• _WHAT THE EXERCISE ASKS_
In the entries that follow, find each line with the word "Szabolcs" and copy it.

*** EXERCISE DATA ***

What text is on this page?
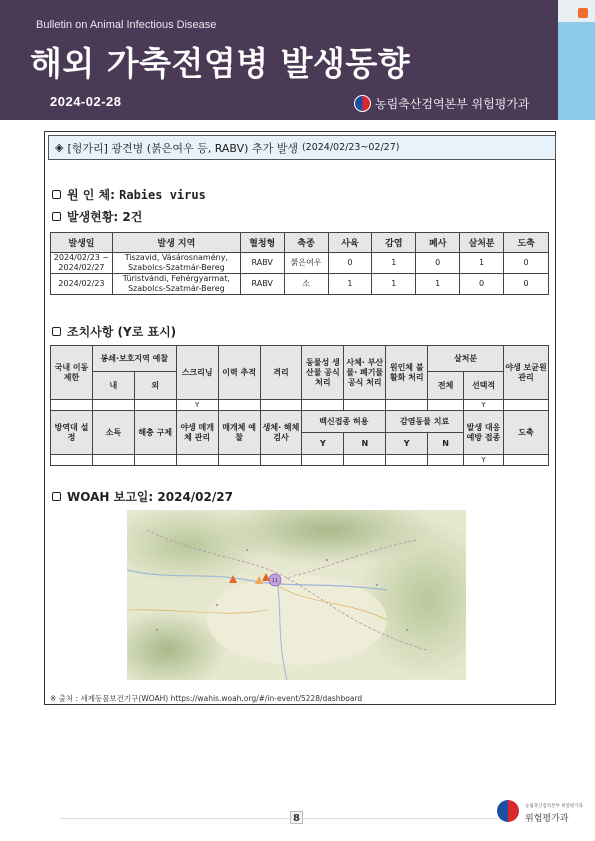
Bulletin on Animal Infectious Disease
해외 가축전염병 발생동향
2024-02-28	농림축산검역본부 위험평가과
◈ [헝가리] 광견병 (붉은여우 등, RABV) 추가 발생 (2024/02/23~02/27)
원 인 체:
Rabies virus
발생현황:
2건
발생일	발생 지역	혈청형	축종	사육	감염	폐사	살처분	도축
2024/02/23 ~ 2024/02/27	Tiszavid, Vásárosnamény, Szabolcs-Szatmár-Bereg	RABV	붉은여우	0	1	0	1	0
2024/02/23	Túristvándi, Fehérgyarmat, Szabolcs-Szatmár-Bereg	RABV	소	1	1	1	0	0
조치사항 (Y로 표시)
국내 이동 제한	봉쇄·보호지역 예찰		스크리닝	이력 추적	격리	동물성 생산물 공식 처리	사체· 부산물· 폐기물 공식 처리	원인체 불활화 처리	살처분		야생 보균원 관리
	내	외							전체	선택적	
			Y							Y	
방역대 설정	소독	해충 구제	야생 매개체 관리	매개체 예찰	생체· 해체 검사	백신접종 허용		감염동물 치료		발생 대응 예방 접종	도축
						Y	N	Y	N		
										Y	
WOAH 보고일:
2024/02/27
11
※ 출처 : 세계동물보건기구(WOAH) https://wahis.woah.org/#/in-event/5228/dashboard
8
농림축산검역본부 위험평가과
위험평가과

*** End of EXERCISE DATA ***
*** EXERCISE DATA ***

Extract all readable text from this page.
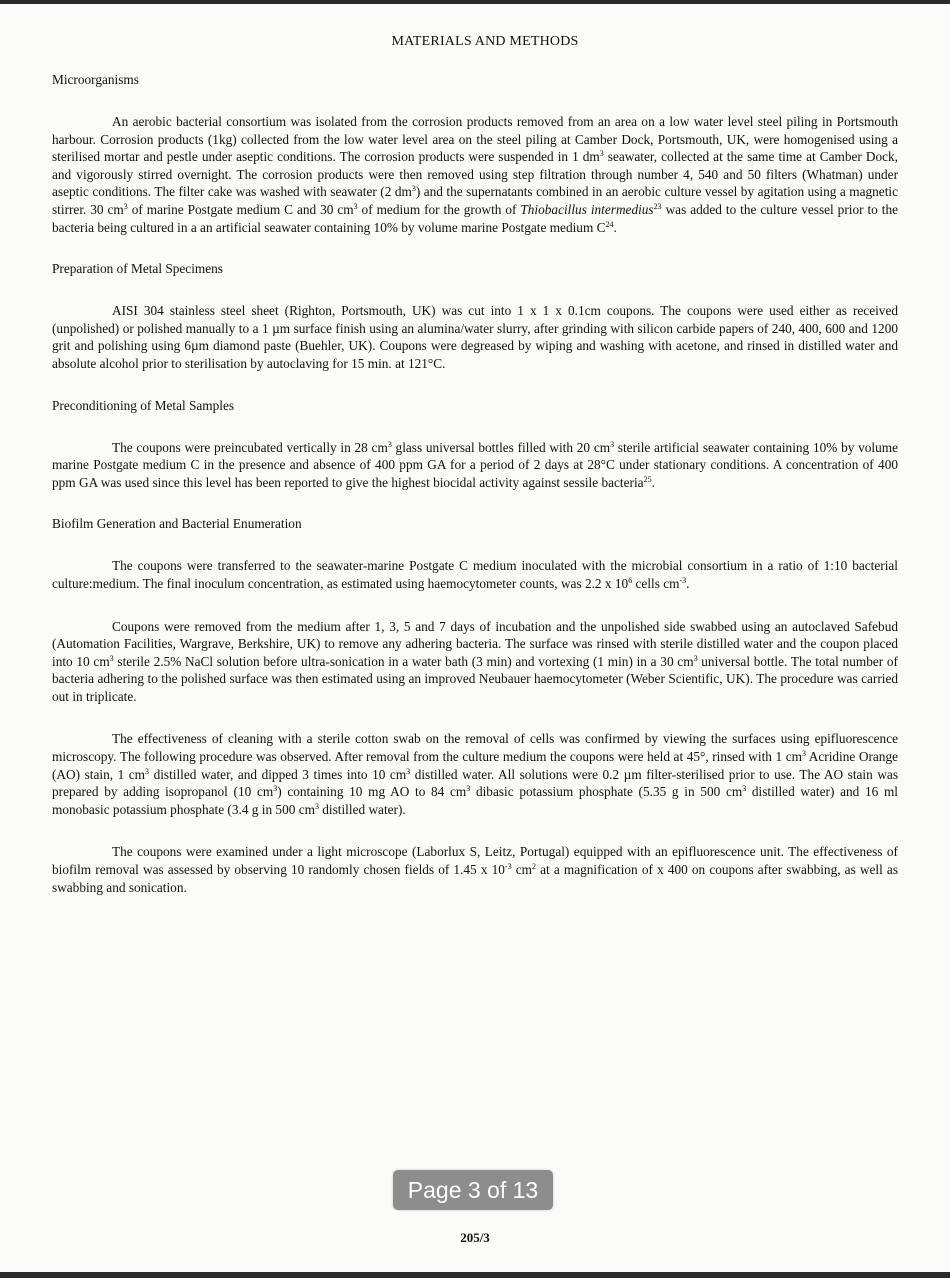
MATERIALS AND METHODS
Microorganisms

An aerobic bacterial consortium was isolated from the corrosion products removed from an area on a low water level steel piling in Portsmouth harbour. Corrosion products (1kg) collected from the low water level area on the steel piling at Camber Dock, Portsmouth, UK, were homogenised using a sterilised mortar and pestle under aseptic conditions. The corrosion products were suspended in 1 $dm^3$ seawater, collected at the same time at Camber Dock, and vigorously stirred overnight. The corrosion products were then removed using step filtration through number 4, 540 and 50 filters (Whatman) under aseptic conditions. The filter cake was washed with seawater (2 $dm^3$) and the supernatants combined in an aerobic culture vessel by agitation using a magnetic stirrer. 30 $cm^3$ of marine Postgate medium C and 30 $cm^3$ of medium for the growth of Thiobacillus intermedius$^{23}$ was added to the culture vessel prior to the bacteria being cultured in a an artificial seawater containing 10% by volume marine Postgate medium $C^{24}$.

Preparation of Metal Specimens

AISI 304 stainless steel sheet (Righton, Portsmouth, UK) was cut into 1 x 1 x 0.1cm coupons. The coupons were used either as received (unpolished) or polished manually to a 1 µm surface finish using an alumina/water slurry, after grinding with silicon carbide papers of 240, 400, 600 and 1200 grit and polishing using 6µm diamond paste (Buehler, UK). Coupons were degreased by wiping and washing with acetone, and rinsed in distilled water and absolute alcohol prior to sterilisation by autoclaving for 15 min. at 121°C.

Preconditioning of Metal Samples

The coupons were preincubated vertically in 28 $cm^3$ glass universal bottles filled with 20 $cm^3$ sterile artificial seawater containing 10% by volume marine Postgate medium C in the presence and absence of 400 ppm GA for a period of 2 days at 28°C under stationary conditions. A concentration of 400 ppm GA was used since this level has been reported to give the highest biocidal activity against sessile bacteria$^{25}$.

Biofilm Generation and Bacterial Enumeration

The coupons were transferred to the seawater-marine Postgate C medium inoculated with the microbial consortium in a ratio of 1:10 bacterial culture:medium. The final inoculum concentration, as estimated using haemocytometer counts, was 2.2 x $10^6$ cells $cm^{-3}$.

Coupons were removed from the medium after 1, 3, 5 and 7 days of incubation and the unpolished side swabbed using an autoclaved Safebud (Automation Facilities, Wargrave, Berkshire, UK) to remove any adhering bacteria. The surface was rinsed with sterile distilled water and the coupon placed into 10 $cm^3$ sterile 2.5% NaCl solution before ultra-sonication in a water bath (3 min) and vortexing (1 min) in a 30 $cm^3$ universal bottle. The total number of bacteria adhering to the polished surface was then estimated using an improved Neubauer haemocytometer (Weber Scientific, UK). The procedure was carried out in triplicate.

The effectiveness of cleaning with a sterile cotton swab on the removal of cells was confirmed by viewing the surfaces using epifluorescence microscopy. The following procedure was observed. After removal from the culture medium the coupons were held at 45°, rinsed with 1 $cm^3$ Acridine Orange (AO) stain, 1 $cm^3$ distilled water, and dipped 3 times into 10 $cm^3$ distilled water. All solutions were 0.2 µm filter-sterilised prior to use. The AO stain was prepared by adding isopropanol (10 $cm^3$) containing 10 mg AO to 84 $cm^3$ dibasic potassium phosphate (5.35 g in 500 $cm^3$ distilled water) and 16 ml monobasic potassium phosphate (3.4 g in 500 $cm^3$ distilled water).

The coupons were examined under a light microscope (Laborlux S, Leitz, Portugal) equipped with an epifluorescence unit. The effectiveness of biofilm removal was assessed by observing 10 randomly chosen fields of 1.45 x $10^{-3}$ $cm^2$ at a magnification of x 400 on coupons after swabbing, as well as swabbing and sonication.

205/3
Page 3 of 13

*** End of EXERCISE DATA ***

• _OUTPUT OF THE TASK_
2024/02/23 ~ 2024/02/27	Tiszavid, Vásárosnamény, Szabolcs-Szatmár-Bereg	RABV	붉은여우	0	1	0	1	0
2024/02/23	Túristvándi, Fehérgyarmat, Szabolcs-Szatmár-Bereg	RABV	소	1	1	1	0	0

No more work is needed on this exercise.